* Start *
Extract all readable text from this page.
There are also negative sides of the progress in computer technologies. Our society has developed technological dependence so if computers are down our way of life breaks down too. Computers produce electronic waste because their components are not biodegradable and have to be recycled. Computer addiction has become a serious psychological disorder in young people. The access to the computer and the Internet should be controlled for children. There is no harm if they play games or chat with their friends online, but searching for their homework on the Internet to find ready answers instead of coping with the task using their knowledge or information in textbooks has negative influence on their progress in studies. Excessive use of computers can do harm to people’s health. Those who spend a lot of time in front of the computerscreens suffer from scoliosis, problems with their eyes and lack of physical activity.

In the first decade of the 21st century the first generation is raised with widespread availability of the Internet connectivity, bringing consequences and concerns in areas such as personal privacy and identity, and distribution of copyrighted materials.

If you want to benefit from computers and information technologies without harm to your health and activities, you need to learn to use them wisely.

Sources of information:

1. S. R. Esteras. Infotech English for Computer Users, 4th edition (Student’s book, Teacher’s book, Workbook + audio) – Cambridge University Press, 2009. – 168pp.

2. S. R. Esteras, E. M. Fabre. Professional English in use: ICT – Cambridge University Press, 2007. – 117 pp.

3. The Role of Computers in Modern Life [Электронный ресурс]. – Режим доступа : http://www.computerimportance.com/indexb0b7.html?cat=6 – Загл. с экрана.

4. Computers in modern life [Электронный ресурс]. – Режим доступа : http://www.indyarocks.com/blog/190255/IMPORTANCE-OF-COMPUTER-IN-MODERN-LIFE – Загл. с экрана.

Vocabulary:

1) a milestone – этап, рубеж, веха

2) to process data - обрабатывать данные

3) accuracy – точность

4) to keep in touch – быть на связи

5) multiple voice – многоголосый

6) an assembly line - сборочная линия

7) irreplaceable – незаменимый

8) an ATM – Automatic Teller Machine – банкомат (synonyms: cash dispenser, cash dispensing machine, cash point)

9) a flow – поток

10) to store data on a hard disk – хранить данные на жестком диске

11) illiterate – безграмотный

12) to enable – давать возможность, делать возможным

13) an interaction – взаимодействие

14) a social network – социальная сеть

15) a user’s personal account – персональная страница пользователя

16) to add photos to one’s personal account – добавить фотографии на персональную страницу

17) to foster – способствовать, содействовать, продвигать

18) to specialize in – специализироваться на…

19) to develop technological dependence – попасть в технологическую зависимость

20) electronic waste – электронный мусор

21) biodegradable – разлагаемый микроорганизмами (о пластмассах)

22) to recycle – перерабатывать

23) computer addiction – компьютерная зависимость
* End *
- Written request:
Looking at the listing above, count the lines that contain "data" and give nothing but the number.

- Solution for this problem:
2